_What you will do:_
Restate the data word for word and leave the images out.
● ● ● ● ● ● ●
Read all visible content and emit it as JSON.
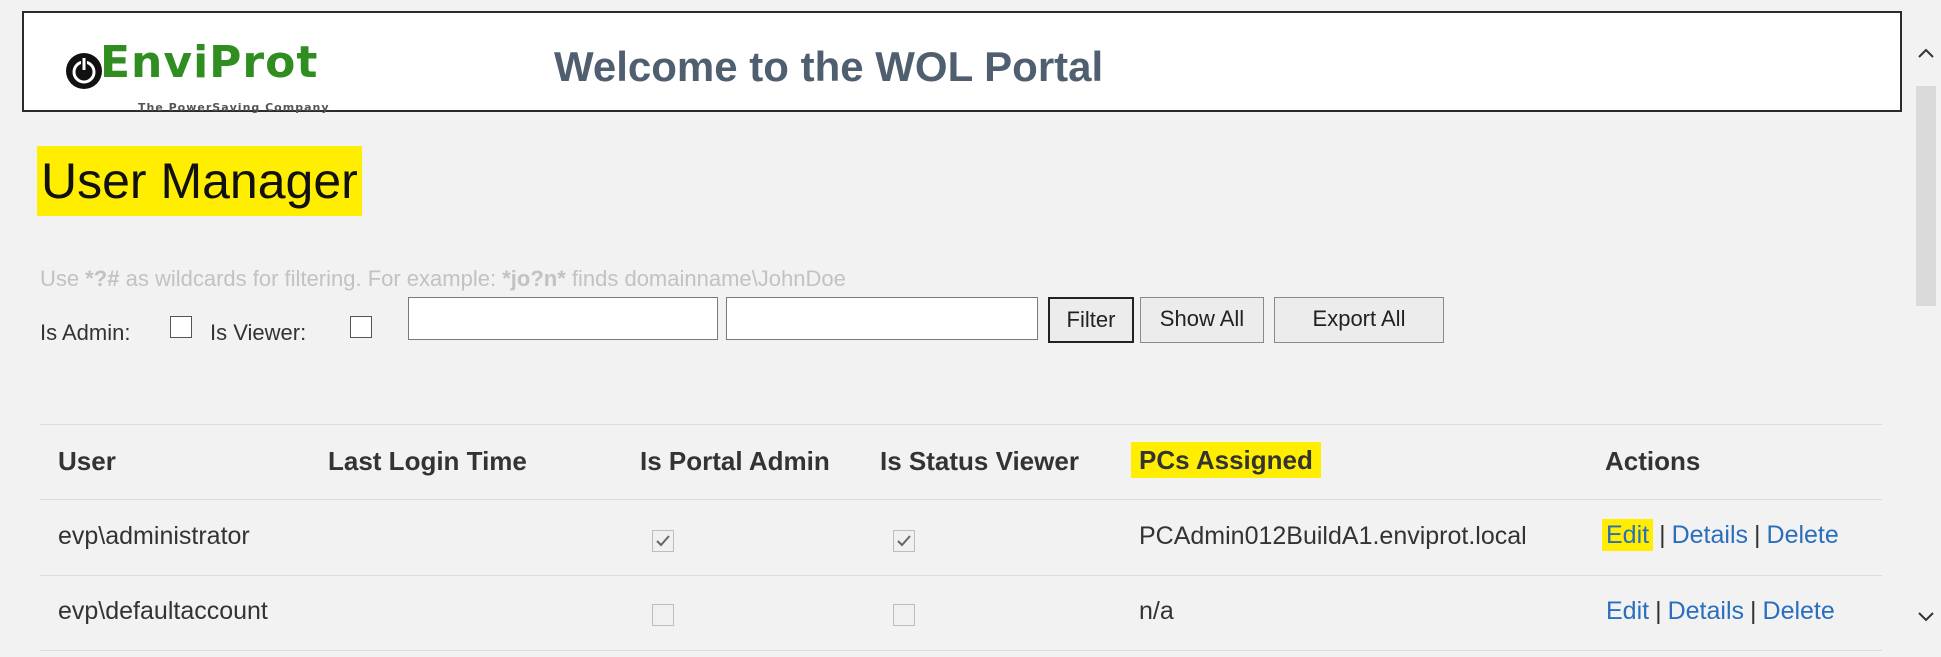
{
  "header": {
    "logo_name": "EnviProt",
    "logo_tagline": "The PowerSaving Company",
    "welcome": "Welcome to the WOL Portal"
  },
  "page": {
    "title": "User Manager"
  },
  "filter": {
    "hint_prefix": "Use ",
    "hint_wild": "*?#",
    "hint_middle": " as wildcards for filtering. For example: ",
    "hint_example": "*jo?n*",
    "hint_suffix": " finds domainname\\JohnDoe",
    "is_admin_label": "Is Admin:",
    "is_viewer_label": "Is Viewer:",
    "is_admin_checked": false,
    "is_viewer_checked": false,
    "text1_value": "",
    "text2_value": "",
    "filter_button": "Filter",
    "show_all_button": "Show All",
    "export_all_button": "Export All"
  },
  "table": {
    "columns": [
      "User",
      "Last Login Time",
      "Is Portal Admin",
      "Is Status Viewer",
      "PCs Assigned",
      "Actions"
    ],
    "rows": [
      {
        "user": "evp\\administrator",
        "last_login": "",
        "is_portal_admin": true,
        "is_status_viewer": true,
        "pcs_assigned": "PCAdmin012BuildA1.enviprot.local",
        "actions": {
          "edit": "Edit",
          "details": "Details",
          "delete": "Delete",
          "sep": "|"
        }
      },
      {
        "user": "evp\\defaultaccount",
        "last_login": "",
        "is_portal_admin": false,
        "is_status_viewer": false,
        "pcs_assigned": "n/a",
        "actions": {
          "edit": "Edit",
          "details": "Details",
          "delete": "Delete",
          "sep": "|"
        }
      }
    ]
  },
  "colors": {
    "highlight": "#ffee00",
    "link": "#2a6ebd",
    "logo_green": "#2f8e1f",
    "welcome_text": "#4f5f6f"
  }
}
● ● ● ● ● ● ●
_Finished exercise:_
Read all visible content and emit it as JSON.
{
  "header": {
    "logo_name": "EnviProt",
    "logo_tagline": "The PowerSaving Company",
    "welcome": "Welcome to the WOL Portal"
  },
  "page": {
    "title": "User Manager"
  },
  "filter": {
    "hint_prefix": "Use ",
    "hint_wild": "*?#",
    "hint_middle": " as wildcards for filtering. For example: ",
    "hint_example": "*jo?n*",
    "hint_suffix": " finds domainname\\JohnDoe",
    "is_admin_label": "Is Admin:",
    "is_viewer_label": "Is Viewer:",
    "is_admin_checked": false,
    "is_viewer_checked": false,
    "text1_value": "",
    "text2_value": "",
    "filter_button": "Filter",
    "show_all_button": "Show All",
    "export_all_button": "Export All"
  },
  "table": {
    "columns": [
      "User",
      "Last Login Time",
      "Is Portal Admin",
      "Is Status Viewer",
      "PCs Assigned",
      "Actions"
    ],
    "rows": [
      {
        "user": "evp\\administrator",
        "last_login": "",
        "is_portal_admin": true,
        "is_status_viewer": true,
        "pcs_assigned": "PCAdmin012BuildA1.enviprot.local",
        "actions": {
          "edit": "Edit",
          "details": "Details",
          "delete": "Delete",
          "sep": "|"
        }
      },
      {
        "user": "evp\\defaultaccount",
        "last_login": "",
        "is_portal_admin": false,
        "is_status_viewer": false,
        "pcs_assigned": "n/a",
        "actions": {
          "edit": "Edit",
          "details": "Details",
          "delete": "Delete",
          "sep": "|"
        }
      }
    ]
  },
  "colors": {
    "highlight": "#ffee00",
    "link": "#2a6ebd",
    "logo_green": "#2f8e1f",
    "welcome_text": "#4f5f6f"
  }
}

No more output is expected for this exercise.